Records
◇ ◇ ◇ ◇

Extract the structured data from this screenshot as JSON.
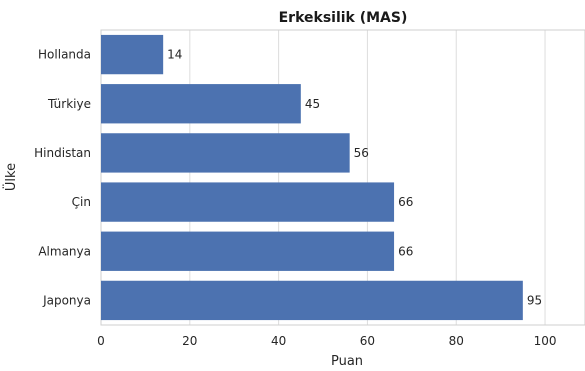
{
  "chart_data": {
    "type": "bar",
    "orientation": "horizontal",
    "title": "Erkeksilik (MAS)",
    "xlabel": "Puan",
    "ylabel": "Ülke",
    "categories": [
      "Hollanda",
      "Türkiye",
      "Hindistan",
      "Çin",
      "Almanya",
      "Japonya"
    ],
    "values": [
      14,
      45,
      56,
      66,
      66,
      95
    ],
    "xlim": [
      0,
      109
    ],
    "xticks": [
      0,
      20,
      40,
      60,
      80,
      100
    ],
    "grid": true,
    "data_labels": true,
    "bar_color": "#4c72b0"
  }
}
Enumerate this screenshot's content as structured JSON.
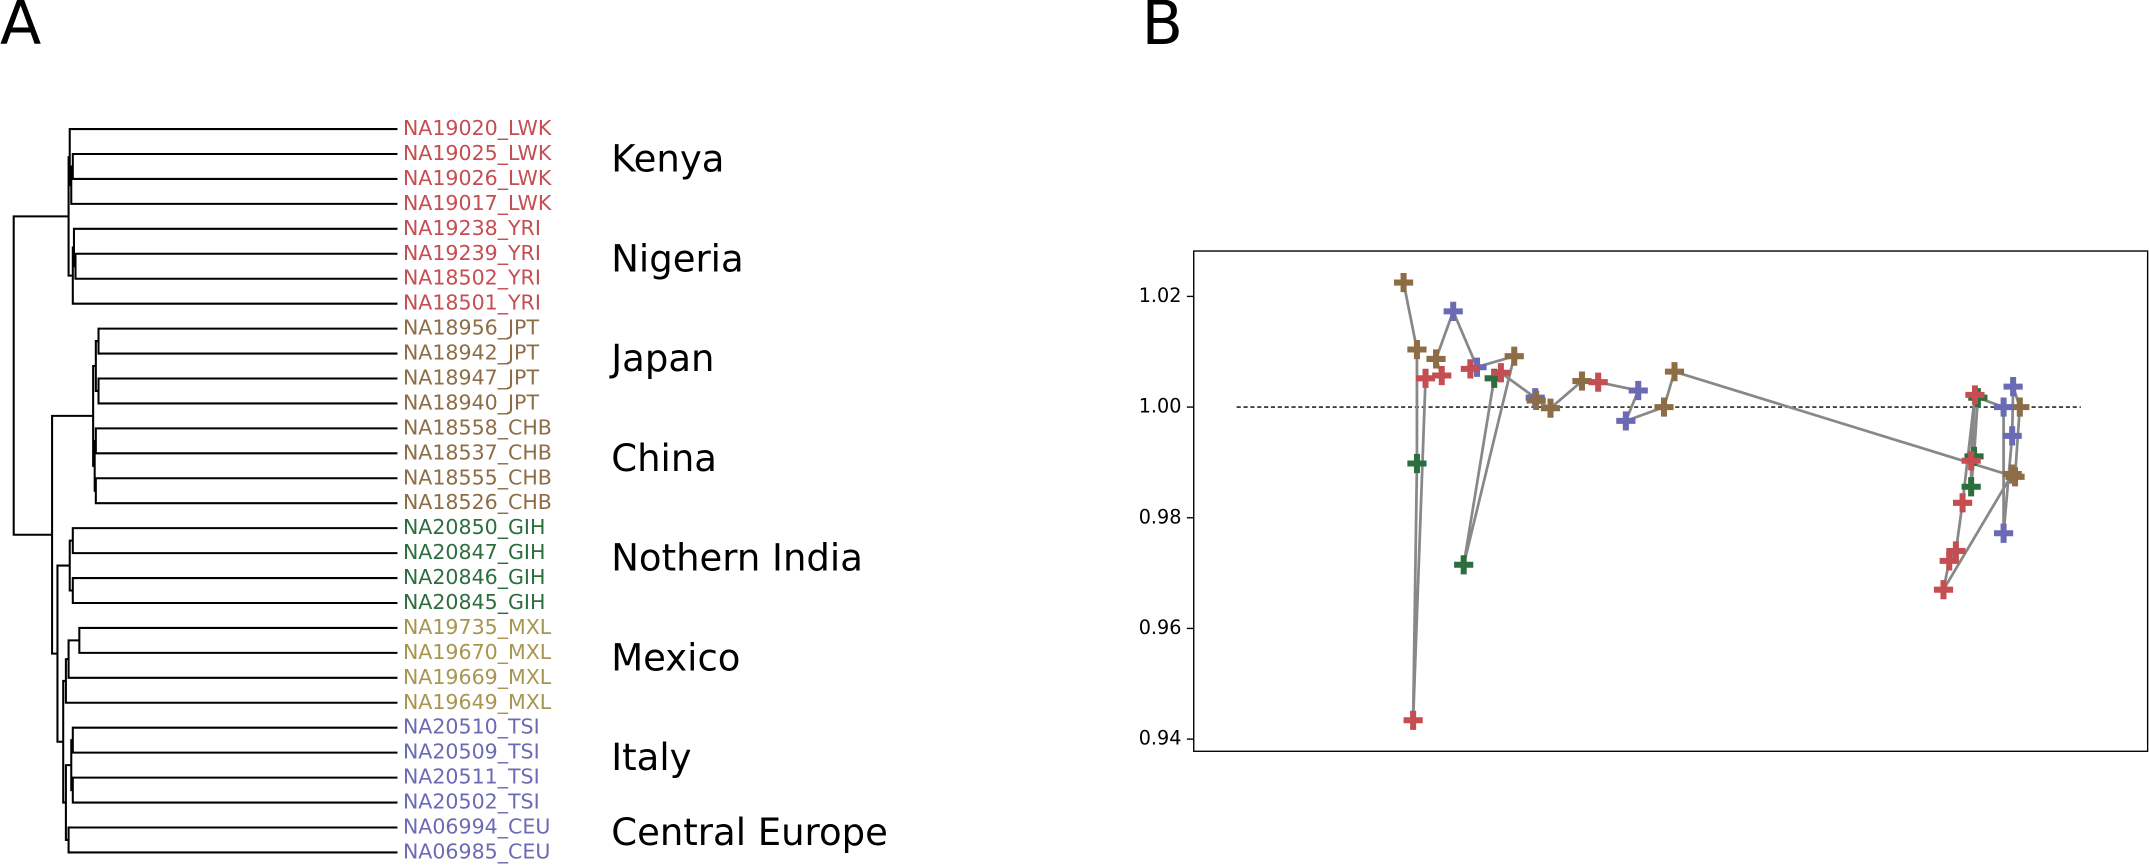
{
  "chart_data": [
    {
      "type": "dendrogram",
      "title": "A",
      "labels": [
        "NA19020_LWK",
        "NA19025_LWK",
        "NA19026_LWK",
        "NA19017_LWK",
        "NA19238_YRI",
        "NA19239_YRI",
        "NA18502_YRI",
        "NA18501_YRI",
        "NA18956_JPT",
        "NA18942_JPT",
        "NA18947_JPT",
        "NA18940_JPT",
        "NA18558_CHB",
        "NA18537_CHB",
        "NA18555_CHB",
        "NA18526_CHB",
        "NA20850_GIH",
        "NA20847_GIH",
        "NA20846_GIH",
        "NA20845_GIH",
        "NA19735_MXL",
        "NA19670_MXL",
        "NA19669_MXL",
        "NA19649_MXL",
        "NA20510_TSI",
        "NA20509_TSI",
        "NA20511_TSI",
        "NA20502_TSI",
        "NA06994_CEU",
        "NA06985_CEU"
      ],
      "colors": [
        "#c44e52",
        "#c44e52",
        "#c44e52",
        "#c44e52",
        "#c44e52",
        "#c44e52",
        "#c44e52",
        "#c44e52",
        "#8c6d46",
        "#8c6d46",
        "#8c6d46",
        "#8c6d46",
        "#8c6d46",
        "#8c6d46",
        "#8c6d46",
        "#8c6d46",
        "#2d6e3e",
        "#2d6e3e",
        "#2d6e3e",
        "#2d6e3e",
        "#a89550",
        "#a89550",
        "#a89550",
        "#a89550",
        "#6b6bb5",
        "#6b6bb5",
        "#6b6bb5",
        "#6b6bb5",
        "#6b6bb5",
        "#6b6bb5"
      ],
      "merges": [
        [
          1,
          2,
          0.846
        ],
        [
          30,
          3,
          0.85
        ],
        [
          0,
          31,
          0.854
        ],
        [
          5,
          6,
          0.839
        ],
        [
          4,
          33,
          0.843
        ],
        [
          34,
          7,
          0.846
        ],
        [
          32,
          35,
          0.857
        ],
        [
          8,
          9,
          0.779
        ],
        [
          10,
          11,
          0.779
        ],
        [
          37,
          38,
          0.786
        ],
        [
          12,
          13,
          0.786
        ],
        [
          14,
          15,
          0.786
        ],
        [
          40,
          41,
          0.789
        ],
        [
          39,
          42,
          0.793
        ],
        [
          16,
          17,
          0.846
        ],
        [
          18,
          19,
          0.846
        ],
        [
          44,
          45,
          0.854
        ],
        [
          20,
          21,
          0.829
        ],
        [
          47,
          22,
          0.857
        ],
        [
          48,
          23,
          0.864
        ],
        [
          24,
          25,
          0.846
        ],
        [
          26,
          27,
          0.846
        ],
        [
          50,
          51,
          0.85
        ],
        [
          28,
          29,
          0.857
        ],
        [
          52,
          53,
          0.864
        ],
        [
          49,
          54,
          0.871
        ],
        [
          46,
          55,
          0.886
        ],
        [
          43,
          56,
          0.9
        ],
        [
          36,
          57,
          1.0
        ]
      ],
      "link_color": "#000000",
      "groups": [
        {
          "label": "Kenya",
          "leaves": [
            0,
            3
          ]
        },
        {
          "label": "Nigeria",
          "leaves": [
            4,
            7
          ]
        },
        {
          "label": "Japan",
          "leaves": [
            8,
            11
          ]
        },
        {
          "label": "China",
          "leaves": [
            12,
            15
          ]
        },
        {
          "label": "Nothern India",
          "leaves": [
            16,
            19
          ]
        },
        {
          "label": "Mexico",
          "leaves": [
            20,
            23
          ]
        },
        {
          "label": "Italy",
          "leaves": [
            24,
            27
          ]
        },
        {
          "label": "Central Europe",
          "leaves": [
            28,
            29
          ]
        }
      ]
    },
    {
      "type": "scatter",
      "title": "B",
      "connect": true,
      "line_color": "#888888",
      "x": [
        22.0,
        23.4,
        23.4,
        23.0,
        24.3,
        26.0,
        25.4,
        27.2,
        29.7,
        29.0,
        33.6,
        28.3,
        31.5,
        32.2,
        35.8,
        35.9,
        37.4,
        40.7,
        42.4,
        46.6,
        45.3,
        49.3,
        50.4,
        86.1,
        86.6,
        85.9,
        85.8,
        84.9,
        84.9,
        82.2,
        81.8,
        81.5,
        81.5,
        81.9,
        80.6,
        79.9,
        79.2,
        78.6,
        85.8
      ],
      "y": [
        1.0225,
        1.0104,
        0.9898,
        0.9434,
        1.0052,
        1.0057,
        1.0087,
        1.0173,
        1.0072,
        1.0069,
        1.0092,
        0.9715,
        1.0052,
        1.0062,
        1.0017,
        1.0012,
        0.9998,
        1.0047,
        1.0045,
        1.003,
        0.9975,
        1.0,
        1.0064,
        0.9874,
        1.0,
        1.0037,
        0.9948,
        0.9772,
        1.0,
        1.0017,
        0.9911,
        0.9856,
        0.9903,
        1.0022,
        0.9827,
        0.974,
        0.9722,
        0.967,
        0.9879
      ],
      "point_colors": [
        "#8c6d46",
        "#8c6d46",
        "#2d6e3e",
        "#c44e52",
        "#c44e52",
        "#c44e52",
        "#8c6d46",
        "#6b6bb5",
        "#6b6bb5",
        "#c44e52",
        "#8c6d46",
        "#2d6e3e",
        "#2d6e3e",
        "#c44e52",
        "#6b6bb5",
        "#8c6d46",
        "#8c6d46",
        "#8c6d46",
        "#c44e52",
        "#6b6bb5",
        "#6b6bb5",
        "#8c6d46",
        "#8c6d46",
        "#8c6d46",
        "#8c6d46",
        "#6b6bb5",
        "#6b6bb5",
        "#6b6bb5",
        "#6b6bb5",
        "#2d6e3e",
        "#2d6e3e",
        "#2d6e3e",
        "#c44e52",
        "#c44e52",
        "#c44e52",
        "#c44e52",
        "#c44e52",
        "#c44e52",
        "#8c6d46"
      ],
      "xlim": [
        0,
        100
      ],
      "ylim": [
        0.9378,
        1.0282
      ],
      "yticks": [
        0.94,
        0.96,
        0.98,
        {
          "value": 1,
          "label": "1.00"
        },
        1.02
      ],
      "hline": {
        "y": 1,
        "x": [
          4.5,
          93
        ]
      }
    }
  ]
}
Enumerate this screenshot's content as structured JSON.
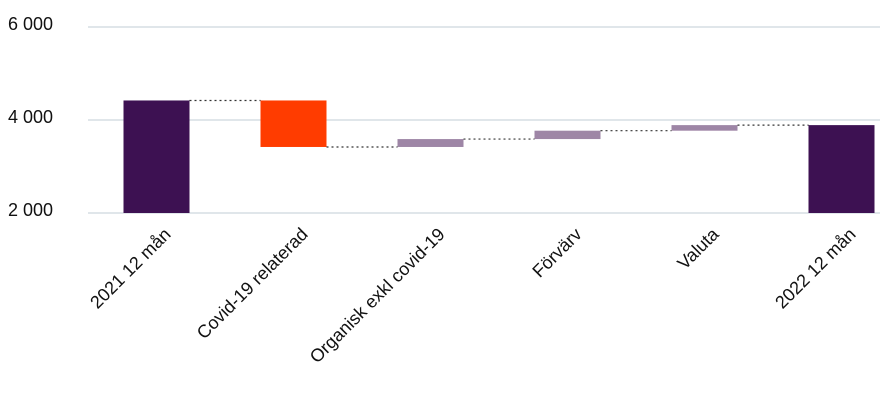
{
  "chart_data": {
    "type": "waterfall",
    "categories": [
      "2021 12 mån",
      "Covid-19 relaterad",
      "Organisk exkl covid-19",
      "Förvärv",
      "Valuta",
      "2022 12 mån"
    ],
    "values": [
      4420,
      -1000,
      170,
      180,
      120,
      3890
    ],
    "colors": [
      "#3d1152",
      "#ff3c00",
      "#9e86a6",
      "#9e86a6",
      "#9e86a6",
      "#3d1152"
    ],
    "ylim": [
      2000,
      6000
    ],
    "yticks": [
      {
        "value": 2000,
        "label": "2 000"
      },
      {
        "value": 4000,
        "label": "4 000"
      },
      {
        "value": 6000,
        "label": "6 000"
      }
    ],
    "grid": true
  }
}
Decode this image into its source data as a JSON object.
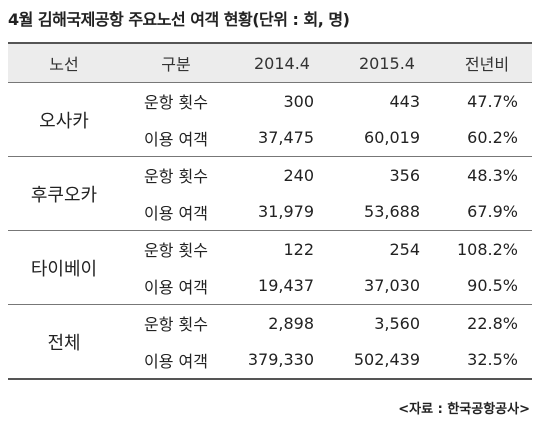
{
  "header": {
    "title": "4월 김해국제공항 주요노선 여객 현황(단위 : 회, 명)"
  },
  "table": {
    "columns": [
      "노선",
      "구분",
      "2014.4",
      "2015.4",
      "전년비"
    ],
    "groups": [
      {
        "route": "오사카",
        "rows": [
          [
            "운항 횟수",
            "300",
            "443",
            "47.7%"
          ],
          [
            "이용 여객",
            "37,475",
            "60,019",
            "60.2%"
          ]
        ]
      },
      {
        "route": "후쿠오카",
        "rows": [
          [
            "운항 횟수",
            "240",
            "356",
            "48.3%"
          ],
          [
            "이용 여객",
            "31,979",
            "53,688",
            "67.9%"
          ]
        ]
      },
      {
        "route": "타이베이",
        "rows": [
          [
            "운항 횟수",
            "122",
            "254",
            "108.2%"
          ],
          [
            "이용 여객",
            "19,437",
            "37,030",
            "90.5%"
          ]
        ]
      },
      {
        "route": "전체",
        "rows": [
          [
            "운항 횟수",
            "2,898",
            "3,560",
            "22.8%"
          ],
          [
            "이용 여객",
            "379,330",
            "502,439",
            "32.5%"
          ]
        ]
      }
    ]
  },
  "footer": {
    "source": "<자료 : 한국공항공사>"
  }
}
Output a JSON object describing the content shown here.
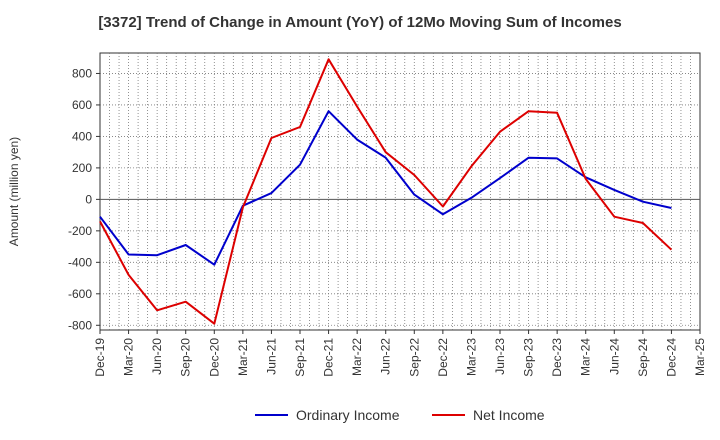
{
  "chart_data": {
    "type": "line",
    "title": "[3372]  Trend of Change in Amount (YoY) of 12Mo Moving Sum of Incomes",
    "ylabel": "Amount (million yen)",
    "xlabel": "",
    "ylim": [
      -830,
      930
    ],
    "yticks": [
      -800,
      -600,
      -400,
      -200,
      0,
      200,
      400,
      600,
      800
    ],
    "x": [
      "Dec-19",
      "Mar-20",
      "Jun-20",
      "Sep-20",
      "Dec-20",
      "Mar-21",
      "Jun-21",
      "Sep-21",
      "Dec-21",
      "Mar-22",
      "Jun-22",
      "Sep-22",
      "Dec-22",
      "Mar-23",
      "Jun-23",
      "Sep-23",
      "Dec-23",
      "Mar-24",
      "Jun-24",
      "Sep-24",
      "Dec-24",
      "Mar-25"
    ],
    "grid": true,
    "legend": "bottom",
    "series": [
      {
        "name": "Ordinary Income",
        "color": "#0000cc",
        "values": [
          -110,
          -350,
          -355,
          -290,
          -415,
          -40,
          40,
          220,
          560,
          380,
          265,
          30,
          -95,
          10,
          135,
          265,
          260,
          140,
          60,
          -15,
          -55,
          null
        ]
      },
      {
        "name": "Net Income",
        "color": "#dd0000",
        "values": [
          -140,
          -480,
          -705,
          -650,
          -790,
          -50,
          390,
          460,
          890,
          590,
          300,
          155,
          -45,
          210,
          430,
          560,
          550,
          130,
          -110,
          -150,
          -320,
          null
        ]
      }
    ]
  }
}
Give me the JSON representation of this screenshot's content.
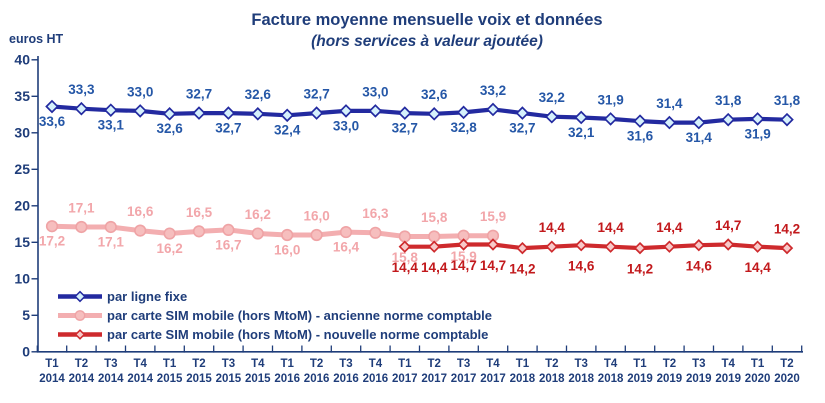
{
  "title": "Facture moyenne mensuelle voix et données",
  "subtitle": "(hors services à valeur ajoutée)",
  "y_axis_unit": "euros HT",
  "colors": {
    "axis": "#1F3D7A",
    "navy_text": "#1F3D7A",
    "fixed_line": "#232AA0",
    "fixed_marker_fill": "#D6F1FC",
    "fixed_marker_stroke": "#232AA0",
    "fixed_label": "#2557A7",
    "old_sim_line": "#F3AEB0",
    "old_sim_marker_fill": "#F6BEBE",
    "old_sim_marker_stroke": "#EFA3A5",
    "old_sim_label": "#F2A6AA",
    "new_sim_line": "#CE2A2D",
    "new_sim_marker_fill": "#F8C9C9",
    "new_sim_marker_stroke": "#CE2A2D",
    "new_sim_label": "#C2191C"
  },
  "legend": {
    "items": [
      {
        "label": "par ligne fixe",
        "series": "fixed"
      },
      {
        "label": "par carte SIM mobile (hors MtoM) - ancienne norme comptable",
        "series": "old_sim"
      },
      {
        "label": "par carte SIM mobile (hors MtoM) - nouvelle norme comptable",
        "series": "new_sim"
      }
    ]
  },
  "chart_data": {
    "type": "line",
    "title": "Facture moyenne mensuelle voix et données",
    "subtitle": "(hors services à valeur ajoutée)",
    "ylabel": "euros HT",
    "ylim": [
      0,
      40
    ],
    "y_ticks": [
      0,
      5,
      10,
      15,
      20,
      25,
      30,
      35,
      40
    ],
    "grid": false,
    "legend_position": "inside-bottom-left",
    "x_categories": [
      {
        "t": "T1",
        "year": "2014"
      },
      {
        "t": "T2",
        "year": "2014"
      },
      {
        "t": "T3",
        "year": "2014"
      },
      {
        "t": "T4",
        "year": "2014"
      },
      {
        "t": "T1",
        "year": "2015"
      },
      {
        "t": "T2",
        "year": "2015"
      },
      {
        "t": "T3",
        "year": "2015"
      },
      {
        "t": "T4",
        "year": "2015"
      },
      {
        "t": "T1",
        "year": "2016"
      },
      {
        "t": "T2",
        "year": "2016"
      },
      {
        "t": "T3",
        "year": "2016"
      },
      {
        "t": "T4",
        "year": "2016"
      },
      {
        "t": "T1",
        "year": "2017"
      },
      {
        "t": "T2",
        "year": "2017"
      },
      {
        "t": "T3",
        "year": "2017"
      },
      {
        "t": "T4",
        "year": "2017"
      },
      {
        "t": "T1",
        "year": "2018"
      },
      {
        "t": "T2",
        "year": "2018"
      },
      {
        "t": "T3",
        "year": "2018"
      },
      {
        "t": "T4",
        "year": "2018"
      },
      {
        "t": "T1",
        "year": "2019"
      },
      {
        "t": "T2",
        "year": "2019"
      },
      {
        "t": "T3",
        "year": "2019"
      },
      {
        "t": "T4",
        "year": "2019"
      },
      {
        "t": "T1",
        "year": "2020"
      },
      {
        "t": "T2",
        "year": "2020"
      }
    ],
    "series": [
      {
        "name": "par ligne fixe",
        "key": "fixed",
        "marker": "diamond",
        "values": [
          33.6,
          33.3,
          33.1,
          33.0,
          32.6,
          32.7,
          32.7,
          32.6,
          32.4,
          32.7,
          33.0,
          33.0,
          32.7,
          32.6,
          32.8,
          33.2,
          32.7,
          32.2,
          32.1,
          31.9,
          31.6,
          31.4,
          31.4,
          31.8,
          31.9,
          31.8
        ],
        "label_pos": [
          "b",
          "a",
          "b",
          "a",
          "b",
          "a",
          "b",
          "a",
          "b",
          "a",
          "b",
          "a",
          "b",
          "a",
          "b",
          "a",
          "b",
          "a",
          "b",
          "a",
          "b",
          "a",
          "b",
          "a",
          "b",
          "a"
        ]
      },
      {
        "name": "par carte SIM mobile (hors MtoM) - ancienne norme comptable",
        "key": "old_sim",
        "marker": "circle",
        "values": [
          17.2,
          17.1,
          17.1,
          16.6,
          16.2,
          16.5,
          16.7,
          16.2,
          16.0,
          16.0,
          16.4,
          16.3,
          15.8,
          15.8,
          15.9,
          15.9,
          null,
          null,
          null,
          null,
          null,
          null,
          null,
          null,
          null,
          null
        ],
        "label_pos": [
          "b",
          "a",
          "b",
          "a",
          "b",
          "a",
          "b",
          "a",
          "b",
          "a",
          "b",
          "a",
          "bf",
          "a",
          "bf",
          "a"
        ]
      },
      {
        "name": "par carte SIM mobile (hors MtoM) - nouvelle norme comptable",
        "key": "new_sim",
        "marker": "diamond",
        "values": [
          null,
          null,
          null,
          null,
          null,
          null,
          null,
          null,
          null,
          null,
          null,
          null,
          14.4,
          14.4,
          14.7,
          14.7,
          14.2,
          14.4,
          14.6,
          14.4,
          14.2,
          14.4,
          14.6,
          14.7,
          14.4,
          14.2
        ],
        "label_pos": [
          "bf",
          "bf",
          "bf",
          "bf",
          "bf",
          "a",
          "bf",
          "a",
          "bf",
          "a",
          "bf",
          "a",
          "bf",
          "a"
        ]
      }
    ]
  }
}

◇ ◇ ◇ ◇

* Task objective: Pull every line containing "données" from the material above.

* Output:
  "title": "Facture moyenne mensuelle voix et données",
    "title": "Facture moyenne mensuelle voix et données",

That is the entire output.